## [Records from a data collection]
▬▬▬▬▬▬▬▬▬▬
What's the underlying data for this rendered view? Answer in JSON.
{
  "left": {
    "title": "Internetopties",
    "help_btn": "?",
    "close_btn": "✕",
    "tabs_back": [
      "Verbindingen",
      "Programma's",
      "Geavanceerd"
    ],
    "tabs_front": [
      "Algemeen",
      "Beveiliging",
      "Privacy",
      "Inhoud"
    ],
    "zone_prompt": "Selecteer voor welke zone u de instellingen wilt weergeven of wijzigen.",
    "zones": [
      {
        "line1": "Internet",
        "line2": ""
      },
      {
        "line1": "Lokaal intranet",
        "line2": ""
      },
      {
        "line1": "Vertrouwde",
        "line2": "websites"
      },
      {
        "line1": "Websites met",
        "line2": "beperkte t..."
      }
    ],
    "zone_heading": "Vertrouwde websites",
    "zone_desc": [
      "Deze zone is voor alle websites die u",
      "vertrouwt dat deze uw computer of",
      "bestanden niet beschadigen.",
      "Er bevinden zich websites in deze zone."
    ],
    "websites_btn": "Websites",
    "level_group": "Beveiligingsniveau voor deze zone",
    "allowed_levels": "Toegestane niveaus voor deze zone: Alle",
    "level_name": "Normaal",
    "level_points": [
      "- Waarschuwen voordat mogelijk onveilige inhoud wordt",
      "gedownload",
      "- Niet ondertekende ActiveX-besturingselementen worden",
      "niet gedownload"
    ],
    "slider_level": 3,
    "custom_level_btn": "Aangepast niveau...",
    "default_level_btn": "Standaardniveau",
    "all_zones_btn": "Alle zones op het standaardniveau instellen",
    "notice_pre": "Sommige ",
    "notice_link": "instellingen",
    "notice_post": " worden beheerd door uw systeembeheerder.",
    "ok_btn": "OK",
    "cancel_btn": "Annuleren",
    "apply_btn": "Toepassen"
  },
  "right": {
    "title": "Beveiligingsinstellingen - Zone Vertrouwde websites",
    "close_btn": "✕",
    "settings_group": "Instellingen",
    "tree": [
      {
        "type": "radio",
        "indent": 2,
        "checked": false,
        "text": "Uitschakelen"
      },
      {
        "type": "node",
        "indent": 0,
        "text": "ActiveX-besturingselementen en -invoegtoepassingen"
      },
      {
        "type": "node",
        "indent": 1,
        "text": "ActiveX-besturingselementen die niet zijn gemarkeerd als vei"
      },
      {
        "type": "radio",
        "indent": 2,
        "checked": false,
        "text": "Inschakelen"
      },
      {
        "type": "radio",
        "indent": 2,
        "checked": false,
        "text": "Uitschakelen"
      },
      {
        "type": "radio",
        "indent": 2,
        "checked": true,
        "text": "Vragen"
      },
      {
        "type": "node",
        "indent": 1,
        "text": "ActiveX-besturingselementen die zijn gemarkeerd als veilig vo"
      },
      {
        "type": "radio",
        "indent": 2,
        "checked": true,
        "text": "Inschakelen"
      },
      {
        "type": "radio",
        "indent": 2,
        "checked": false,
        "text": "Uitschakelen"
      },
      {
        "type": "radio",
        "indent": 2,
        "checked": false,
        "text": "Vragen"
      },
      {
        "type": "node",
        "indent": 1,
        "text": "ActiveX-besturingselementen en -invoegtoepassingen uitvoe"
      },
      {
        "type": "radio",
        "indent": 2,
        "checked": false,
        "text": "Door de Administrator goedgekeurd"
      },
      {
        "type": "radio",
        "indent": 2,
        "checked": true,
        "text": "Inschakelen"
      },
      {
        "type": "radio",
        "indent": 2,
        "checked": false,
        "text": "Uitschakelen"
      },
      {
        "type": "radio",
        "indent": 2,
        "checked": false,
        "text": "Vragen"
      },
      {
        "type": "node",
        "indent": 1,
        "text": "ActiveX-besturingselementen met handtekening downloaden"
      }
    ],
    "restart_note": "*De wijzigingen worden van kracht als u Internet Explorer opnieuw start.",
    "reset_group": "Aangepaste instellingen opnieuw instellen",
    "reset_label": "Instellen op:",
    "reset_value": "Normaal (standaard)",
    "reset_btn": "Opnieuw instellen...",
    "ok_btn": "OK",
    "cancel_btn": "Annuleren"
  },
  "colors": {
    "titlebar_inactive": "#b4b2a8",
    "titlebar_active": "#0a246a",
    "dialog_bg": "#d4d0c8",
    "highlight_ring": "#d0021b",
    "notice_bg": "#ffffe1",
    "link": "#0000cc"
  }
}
▬▬▬▬▬▬▬▬▬▬
## [The exercise]
List each line of the records that holds the string "Normaal".

## [The response]
    "level_name": "Normaal",
    "reset_value": "Normaal (standaard)",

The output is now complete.